— START —
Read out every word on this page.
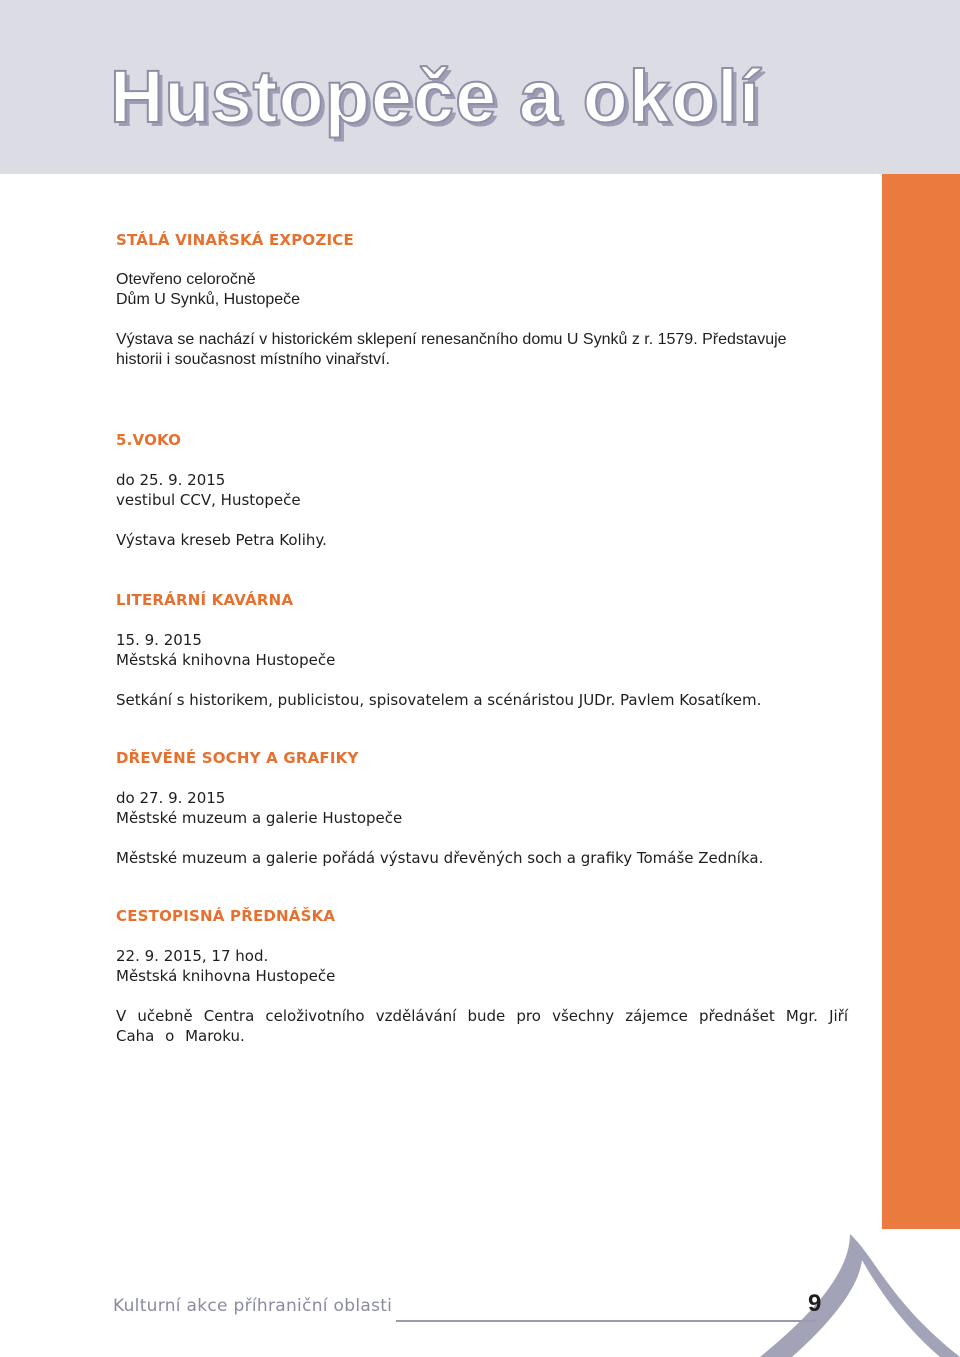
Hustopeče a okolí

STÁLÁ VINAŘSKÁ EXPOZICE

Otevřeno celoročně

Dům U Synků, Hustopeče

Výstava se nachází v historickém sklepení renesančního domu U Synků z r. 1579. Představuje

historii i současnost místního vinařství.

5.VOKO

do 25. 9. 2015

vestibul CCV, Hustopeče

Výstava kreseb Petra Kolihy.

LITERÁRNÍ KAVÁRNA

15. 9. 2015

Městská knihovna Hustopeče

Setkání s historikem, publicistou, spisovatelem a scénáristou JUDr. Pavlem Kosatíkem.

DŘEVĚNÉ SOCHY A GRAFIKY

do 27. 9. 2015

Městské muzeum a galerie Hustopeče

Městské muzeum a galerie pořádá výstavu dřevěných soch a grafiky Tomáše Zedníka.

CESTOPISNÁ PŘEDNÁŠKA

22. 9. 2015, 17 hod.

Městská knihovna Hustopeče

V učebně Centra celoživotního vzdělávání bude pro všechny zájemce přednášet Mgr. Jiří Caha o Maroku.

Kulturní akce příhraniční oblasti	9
— END —
— START —
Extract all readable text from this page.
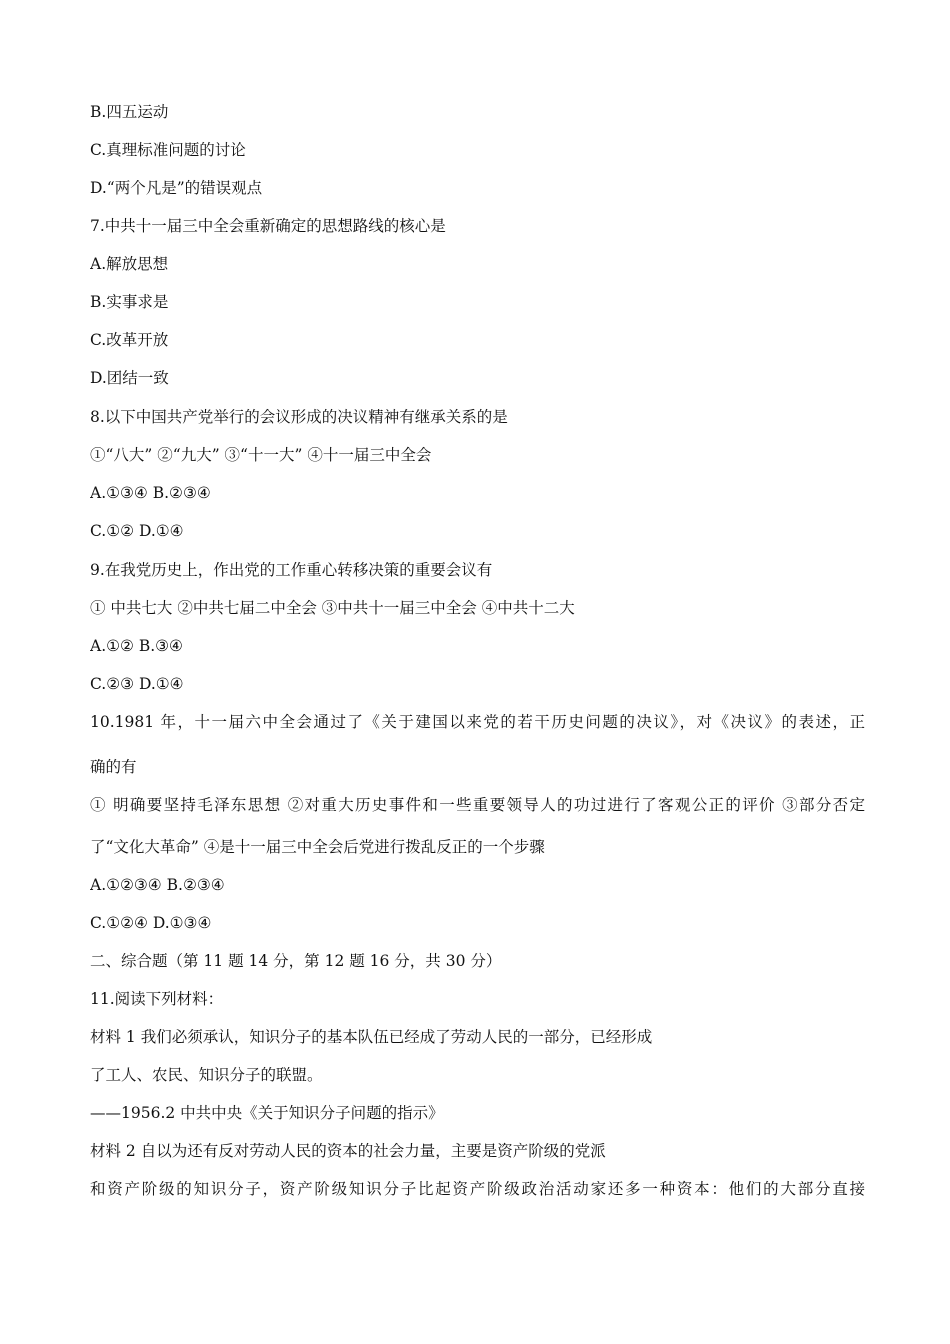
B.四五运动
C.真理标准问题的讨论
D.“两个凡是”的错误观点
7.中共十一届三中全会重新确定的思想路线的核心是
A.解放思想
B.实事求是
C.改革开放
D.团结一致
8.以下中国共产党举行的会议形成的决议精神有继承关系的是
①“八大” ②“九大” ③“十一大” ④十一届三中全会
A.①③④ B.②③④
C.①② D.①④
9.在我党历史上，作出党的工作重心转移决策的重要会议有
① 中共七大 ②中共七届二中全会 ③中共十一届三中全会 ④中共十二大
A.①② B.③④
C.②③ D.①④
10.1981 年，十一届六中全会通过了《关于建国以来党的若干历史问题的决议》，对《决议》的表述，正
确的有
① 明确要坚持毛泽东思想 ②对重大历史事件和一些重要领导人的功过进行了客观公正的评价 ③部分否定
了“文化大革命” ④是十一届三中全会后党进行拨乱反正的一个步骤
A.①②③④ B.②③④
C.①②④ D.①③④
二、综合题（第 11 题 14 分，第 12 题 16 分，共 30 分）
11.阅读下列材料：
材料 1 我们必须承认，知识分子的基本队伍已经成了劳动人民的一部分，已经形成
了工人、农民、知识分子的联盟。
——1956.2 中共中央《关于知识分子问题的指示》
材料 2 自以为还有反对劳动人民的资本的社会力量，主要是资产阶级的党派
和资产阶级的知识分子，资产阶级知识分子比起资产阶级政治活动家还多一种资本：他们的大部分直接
— END —
— START —
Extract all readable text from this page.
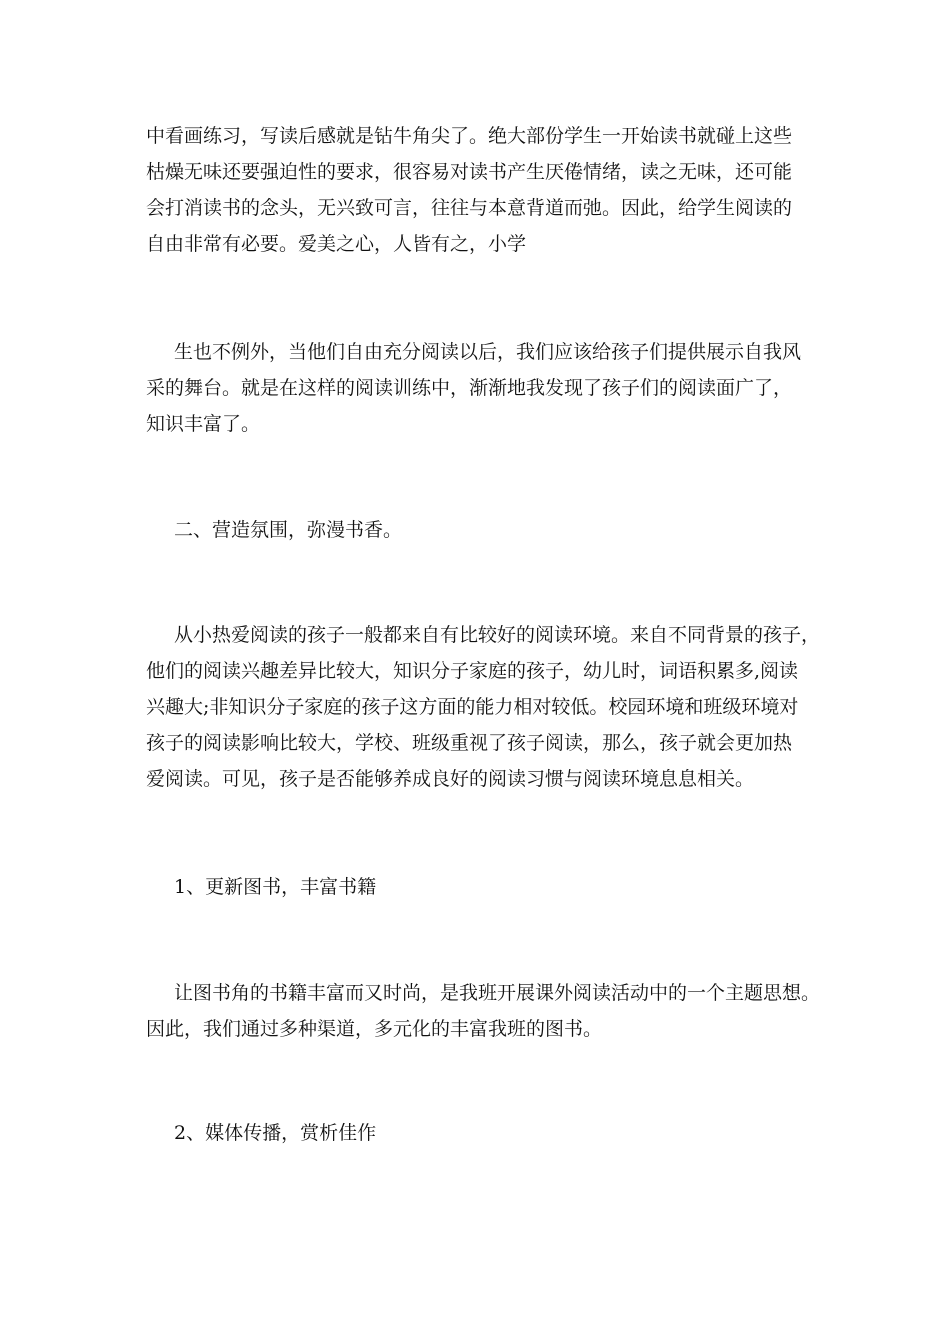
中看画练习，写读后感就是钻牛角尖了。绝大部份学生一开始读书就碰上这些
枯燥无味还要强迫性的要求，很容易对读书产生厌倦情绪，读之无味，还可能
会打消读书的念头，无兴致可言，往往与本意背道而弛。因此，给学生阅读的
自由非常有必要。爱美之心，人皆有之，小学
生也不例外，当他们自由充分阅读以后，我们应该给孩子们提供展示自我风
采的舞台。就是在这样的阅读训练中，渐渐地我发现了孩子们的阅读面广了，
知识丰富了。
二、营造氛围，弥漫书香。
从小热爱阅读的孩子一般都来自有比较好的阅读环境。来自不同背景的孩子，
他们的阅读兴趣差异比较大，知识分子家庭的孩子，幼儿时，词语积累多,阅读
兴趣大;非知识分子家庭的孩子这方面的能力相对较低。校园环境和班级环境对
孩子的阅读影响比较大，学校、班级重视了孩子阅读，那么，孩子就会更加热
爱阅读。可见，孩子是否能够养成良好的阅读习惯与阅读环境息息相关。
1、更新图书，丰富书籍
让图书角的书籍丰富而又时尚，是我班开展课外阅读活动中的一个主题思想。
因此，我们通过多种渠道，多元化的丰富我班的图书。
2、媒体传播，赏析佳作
— END —
## Instructions to follow
Copy all lines of the material above where the string "galerie" occurs.

## Problem solution
Městské muzeum a galerie Hustopeče
Městské muzeum a galerie pořádá výstavu dřevěných soch a grafiky Tomáše Zedníka.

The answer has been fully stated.